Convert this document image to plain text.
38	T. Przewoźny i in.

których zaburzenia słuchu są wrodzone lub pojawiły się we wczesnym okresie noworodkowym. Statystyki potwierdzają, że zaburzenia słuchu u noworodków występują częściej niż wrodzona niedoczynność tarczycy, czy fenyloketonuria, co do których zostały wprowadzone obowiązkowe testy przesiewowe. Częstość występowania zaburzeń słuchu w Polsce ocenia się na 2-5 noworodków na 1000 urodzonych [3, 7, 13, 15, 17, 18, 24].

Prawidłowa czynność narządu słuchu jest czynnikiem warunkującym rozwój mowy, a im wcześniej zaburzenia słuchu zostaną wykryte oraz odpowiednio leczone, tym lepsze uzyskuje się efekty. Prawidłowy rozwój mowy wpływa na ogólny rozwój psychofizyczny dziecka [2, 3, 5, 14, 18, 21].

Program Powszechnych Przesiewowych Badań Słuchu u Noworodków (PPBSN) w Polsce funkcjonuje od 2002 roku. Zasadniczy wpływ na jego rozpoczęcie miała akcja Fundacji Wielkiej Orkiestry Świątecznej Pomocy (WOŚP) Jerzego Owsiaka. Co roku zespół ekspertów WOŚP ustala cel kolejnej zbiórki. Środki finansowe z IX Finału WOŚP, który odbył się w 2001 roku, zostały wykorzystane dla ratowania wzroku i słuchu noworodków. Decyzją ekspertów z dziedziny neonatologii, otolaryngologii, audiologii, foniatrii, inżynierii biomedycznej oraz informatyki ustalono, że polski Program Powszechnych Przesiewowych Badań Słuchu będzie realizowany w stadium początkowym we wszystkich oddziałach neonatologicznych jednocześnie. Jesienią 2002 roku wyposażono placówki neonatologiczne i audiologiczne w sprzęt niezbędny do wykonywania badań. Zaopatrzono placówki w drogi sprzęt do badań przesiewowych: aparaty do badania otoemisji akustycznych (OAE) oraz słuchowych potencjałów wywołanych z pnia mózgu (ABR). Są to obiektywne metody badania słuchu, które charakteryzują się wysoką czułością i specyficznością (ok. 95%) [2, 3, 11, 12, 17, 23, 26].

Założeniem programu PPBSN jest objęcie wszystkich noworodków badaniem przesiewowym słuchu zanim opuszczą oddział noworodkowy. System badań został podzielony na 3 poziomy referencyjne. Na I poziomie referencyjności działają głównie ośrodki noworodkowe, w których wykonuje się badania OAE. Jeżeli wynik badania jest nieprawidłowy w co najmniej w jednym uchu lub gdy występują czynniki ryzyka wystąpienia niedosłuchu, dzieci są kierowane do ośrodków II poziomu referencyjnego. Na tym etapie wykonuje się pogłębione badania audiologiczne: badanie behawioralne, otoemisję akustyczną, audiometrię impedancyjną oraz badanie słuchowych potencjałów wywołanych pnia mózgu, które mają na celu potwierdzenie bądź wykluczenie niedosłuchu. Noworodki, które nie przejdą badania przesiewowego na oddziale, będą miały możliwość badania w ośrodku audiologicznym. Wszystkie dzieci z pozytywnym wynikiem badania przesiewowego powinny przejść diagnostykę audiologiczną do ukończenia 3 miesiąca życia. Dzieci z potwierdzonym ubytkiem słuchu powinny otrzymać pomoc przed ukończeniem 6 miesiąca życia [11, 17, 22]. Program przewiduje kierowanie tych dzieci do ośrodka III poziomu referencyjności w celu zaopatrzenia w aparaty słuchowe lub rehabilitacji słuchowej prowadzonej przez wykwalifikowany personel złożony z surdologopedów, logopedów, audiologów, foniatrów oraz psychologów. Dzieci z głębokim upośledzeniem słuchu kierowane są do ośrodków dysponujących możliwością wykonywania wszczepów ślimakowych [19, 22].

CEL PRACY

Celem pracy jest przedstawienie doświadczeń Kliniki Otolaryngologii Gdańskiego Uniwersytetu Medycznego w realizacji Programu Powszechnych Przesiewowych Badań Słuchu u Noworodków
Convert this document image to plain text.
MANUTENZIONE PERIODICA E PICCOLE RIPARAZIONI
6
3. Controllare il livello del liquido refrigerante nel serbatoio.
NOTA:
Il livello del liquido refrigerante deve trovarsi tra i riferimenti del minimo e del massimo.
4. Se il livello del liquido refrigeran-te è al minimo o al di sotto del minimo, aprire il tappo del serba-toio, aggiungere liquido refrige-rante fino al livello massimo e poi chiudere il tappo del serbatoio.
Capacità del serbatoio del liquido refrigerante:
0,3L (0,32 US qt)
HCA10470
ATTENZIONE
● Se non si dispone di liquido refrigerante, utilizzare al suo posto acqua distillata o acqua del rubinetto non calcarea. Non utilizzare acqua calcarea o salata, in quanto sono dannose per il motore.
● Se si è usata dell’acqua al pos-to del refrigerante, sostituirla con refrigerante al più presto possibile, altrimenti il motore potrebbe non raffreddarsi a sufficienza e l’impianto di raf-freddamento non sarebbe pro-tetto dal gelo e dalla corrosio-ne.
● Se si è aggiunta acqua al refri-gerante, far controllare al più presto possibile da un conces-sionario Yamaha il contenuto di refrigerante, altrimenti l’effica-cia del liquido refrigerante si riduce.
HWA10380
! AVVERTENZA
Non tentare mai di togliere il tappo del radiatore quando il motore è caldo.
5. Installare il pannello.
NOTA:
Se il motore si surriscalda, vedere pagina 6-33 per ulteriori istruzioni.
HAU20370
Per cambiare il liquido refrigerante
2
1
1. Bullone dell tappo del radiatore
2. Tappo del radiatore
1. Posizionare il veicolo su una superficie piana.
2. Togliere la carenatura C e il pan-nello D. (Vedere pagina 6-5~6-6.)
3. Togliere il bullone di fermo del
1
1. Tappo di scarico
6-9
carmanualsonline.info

Given task → Check each line above for the string "serbatoio" and report how many lines have it, giving only the number.

Result for this task → 3